__Written instruction__
In full and without alteration, give the listing again.

__Dataset__
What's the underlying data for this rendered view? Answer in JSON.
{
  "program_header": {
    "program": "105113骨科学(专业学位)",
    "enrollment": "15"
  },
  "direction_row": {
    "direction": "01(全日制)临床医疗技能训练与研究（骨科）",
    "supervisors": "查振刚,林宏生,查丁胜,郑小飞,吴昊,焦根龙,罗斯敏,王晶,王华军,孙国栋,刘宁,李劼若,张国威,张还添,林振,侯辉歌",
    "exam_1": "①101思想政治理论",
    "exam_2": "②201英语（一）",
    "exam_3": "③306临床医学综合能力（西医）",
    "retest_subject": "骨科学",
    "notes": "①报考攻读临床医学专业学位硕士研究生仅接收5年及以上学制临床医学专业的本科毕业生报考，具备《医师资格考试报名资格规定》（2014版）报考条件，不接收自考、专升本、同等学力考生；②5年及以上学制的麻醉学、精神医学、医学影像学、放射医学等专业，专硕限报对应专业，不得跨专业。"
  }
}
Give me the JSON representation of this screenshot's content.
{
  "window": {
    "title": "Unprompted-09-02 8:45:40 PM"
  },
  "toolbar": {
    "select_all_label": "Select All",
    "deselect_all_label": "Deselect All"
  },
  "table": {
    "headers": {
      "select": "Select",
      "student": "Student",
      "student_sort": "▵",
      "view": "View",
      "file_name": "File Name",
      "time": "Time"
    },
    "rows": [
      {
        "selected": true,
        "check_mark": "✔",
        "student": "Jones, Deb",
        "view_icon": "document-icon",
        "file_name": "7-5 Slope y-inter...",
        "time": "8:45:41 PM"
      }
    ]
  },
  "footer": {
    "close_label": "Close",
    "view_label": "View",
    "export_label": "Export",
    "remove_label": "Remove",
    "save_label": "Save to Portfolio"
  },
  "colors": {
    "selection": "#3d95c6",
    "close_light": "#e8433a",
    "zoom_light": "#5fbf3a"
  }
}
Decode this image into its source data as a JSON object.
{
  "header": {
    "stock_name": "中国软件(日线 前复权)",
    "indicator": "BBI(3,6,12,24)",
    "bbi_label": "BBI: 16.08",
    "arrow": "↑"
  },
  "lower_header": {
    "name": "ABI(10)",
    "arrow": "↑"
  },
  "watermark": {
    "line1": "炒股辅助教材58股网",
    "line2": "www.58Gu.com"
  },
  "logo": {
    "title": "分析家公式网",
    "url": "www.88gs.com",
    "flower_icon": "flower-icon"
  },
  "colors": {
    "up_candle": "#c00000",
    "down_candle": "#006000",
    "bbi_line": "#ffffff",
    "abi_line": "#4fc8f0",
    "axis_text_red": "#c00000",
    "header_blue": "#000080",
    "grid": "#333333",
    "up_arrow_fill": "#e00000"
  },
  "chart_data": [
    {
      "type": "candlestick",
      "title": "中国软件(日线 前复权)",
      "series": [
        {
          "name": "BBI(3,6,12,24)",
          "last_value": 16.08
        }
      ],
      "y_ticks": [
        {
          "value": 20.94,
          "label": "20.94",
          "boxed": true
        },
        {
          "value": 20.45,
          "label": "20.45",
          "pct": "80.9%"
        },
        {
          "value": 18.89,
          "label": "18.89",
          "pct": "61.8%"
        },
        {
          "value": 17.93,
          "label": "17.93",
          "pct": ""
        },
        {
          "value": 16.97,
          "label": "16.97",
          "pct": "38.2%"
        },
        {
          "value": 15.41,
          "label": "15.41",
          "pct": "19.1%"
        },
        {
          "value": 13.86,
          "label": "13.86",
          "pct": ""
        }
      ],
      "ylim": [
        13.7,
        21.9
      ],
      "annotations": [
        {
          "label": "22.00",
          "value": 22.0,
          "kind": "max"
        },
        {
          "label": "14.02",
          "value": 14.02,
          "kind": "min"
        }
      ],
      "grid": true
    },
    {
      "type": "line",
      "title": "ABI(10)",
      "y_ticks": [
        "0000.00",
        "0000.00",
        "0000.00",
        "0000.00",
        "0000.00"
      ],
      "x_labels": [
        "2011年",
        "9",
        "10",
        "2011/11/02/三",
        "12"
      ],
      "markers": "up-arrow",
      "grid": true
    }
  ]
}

__Correct response__
What's the underlying data for this rendered view? Answer in JSON.
{
  "program_header": {
    "program": "105113骨科学(专业学位)",
    "enrollment": "15"
  },
  "direction_row": {
    "direction": "01(全日制)临床医疗技能训练与研究（骨科）",
    "supervisors": "查振刚,林宏生,查丁胜,郑小飞,吴昊,焦根龙,罗斯敏,王晶,王华军,孙国栋,刘宁,李劼若,张国威,张还添,林振,侯辉歌",
    "exam_1": "①101思想政治理论",
    "exam_2": "②201英语（一）",
    "exam_3": "③306临床医学综合能力（西医）",
    "retest_subject": "骨科学",
    "notes": "①报考攻读临床医学专业学位硕士研究生仅接收5年及以上学制临床医学专业的本科毕业生报考，具备《医师资格考试报名资格规定》（2014版）报考条件，不接收自考、专升本、同等学力考生；②5年及以上学制的麻醉学、精神医学、医学影像学、放射医学等专业，专硕限报对应专业，不得跨专业。"
  }
}
Give me the JSON representation of this screenshot's content.
{
  "window": {
    "title": "Unprompted-09-02 8:45:40 PM"
  },
  "toolbar": {
    "select_all_label": "Select All",
    "deselect_all_label": "Deselect All"
  },
  "table": {
    "headers": {
      "select": "Select",
      "student": "Student",
      "student_sort": "▵",
      "view": "View",
      "file_name": "File Name",
      "time": "Time"
    },
    "rows": [
      {
        "selected": true,
        "check_mark": "✔",
        "student": "Jones, Deb",
        "view_icon": "document-icon",
        "file_name": "7-5 Slope y-inter...",
        "time": "8:45:41 PM"
      }
    ]
  },
  "footer": {
    "close_label": "Close",
    "view_label": "View",
    "export_label": "Export",
    "remove_label": "Remove",
    "save_label": "Save to Portfolio"
  },
  "colors": {
    "selection": "#3d95c6",
    "close_light": "#e8433a",
    "zoom_light": "#5fbf3a"
  }
}
Decode this image into its source data as a JSON object.
{
  "header": {
    "stock_name": "中国软件(日线 前复权)",
    "indicator": "BBI(3,6,12,24)",
    "bbi_label": "BBI: 16.08",
    "arrow": "↑"
  },
  "lower_header": {
    "name": "ABI(10)",
    "arrow": "↑"
  },
  "watermark": {
    "line1": "炒股辅助教材58股网",
    "line2": "www.58Gu.com"
  },
  "logo": {
    "title": "分析家公式网",
    "url": "www.88gs.com",
    "flower_icon": "flower-icon"
  },
  "colors": {
    "up_candle": "#c00000",
    "down_candle": "#006000",
    "bbi_line": "#ffffff",
    "abi_line": "#4fc8f0",
    "axis_text_red": "#c00000",
    "header_blue": "#000080",
    "grid": "#333333",
    "up_arrow_fill": "#e00000"
  },
  "chart_data": [
    {
      "type": "candlestick",
      "title": "中国软件(日线 前复权)",
      "series": [
        {
          "name": "BBI(3,6,12,24)",
          "last_value": 16.08
        }
      ],
      "y_ticks": [
        {
          "value": 20.94,
          "label": "20.94",
          "boxed": true
        },
        {
          "value": 20.45,
          "label": "20.45",
          "pct": "80.9%"
        },
        {
          "value": 18.89,
          "label": "18.89",
          "pct": "61.8%"
        },
        {
          "value": 17.93,
          "label": "17.93",
          "pct": ""
        },
        {
          "value": 16.97,
          "label": "16.97",
          "pct": "38.2%"
        },
        {
          "value": 15.41,
          "label": "15.41",
          "pct": "19.1%"
        },
        {
          "value": 13.86,
          "label": "13.86",
          "pct": ""
        }
      ],
      "ylim": [
        13.7,
        21.9
      ],
      "annotations": [
        {
          "label": "22.00",
          "value": 22.0,
          "kind": "max"
        },
        {
          "label": "14.02",
          "value": 14.02,
          "kind": "min"
        }
      ],
      "grid": true
    },
    {
      "type": "line",
      "title": "ABI(10)",
      "y_ticks": [
        "0000.00",
        "0000.00",
        "0000.00",
        "0000.00",
        "0000.00"
      ],
      "x_labels": [
        "2011年",
        "9",
        "10",
        "2011/11/02/三",
        "12"
      ],
      "markers": "up-arrow",
      "grid": true
    }
  ]
}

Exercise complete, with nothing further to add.